→ Task:
Locate the lines that hold the string "Mídia". Copy every such line.

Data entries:
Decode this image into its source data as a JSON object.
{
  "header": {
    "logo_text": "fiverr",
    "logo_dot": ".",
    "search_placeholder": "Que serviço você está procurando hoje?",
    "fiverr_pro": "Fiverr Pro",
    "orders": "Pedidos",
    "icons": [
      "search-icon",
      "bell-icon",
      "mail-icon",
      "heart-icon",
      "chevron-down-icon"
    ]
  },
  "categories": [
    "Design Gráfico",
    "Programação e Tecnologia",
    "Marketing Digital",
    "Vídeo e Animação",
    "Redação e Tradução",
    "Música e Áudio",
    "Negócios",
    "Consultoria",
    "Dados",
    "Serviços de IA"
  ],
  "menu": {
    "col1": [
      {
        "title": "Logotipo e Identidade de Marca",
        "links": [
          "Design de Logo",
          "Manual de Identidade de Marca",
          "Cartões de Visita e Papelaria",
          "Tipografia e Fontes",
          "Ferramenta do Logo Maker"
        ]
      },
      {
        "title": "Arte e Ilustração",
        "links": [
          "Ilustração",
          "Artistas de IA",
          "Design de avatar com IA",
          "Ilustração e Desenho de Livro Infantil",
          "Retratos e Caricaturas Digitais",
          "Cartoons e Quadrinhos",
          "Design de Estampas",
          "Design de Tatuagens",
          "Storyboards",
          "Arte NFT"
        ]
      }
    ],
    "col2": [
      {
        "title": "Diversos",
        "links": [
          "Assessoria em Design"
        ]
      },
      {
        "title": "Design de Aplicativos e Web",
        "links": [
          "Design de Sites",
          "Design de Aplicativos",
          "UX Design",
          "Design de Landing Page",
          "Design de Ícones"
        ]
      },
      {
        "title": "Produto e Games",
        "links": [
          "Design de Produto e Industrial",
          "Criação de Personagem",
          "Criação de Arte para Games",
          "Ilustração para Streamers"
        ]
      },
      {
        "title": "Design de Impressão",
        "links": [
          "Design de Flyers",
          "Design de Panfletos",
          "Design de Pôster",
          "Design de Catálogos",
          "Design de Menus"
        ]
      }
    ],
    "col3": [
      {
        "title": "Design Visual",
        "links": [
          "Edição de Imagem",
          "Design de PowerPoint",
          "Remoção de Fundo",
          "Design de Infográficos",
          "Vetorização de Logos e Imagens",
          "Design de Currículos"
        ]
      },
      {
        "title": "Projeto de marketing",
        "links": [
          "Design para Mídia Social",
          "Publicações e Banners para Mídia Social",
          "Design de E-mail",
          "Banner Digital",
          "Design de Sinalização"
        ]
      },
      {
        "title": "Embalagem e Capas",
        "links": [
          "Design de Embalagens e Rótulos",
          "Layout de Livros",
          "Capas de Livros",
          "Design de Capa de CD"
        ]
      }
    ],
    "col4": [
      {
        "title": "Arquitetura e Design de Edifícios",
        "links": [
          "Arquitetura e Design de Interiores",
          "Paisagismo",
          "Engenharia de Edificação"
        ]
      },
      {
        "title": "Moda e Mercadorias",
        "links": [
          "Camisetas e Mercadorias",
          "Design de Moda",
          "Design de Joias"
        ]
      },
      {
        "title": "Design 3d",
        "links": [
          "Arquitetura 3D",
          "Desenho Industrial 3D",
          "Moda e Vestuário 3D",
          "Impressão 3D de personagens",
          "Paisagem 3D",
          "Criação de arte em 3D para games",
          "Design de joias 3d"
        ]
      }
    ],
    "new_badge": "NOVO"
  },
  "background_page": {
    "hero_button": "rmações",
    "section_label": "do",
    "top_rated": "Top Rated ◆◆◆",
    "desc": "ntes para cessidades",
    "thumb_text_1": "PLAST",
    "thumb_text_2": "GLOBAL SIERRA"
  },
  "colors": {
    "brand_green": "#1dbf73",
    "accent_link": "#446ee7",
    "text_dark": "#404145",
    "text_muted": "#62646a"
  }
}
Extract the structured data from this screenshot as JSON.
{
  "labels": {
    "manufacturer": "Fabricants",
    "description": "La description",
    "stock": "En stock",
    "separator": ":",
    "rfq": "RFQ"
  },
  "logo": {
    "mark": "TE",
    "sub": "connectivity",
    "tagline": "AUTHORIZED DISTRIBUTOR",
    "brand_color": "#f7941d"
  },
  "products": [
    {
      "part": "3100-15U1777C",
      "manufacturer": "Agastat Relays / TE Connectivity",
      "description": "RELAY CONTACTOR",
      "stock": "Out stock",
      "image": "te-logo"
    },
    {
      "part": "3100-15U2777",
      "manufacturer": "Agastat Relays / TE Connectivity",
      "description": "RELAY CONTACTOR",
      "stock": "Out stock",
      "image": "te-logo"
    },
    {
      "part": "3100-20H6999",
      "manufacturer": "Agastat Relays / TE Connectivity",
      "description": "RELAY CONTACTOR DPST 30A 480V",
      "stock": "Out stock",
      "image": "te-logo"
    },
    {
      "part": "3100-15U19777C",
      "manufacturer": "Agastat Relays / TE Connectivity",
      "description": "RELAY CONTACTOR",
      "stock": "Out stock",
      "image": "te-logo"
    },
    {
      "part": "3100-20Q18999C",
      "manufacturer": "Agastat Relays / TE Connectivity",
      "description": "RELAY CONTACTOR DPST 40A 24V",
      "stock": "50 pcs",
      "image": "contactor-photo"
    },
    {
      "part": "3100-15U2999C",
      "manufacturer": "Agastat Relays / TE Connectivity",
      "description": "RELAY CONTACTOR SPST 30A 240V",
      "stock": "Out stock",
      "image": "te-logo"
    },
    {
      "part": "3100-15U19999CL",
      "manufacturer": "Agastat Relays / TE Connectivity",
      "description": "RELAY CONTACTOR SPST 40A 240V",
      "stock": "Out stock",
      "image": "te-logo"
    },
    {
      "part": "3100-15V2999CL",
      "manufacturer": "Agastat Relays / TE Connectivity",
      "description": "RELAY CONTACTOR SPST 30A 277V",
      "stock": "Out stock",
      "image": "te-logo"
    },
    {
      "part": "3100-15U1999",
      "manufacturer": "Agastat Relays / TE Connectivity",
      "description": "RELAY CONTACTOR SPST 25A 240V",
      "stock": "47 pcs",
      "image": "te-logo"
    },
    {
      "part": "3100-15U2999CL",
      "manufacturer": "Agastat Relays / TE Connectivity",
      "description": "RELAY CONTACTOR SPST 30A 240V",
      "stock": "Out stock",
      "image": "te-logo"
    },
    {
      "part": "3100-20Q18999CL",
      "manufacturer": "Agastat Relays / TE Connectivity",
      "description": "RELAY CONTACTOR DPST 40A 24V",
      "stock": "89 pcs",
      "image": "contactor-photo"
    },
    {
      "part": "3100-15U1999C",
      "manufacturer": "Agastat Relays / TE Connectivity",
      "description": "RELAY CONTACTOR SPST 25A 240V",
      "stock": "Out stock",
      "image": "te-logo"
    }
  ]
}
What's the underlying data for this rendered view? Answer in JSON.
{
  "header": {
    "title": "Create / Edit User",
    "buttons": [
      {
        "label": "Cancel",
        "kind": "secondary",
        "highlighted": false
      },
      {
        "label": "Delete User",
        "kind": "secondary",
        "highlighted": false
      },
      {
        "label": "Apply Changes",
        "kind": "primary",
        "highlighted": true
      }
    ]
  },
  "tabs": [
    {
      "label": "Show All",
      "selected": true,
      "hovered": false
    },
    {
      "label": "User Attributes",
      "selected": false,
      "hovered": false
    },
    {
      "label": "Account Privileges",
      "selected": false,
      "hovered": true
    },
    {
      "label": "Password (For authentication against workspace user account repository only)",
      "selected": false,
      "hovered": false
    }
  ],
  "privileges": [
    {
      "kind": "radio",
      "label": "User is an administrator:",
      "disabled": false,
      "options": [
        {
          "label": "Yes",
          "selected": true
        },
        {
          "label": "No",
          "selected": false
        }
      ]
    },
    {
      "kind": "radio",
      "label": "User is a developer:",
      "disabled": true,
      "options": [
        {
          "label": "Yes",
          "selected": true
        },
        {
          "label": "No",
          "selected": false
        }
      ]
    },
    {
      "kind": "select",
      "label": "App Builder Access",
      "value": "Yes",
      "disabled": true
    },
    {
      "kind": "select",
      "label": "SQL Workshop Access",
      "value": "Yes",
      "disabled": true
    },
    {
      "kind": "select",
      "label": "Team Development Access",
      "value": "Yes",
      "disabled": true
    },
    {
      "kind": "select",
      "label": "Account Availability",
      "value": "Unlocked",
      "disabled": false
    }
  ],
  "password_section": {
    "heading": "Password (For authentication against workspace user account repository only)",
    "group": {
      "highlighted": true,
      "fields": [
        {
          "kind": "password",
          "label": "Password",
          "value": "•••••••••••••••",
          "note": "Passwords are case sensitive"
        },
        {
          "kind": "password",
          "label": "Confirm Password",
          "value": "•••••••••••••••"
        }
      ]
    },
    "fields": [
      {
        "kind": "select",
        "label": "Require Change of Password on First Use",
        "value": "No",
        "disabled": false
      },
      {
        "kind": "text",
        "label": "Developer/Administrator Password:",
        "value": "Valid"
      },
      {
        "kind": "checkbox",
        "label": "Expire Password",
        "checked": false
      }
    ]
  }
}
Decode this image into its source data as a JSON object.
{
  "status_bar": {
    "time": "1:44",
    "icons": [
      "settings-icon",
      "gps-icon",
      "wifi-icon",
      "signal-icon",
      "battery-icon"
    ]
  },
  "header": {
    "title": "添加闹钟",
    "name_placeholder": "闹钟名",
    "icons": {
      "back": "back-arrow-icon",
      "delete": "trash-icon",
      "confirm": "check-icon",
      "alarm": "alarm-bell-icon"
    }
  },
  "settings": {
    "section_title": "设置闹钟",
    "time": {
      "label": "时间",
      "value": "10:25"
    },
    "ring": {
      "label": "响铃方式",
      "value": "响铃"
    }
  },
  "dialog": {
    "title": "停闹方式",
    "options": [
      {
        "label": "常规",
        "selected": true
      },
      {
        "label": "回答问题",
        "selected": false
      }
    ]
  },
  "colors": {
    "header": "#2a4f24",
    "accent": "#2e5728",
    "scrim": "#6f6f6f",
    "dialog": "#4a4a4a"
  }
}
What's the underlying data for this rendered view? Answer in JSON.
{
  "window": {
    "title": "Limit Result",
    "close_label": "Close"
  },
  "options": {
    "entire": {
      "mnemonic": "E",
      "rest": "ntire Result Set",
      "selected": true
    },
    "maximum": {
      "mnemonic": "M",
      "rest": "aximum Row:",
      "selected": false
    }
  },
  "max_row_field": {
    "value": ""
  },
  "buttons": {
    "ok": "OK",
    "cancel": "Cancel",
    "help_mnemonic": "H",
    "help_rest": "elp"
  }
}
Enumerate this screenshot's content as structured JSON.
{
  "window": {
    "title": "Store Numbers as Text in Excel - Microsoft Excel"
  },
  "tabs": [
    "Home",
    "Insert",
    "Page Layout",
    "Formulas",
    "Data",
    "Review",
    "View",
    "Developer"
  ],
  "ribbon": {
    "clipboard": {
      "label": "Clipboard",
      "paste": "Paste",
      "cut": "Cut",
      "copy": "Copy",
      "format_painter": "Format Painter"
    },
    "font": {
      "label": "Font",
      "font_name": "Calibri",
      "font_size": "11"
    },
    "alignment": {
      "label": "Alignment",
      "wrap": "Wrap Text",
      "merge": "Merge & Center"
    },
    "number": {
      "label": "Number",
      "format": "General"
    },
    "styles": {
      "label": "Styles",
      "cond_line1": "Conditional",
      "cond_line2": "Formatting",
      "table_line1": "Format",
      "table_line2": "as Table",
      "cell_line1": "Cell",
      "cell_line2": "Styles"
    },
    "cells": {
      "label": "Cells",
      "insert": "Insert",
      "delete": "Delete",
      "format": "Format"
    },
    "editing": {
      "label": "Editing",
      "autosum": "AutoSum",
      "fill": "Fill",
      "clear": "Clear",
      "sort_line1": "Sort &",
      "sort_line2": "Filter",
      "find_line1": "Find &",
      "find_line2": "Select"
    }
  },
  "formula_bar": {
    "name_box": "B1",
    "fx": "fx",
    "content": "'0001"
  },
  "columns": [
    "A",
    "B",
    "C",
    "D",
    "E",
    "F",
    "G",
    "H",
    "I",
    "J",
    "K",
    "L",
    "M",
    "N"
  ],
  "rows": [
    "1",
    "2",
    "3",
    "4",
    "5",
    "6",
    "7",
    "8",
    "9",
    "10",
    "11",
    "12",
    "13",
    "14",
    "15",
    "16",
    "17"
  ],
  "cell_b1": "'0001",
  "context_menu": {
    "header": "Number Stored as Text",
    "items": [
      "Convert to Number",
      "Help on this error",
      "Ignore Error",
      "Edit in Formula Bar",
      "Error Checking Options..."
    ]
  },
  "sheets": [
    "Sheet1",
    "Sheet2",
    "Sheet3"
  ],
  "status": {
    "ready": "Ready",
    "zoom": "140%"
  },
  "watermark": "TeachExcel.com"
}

→ Written answer:
          "Design para Mídia Social",
          "Publicações e Banners para Mídia Social",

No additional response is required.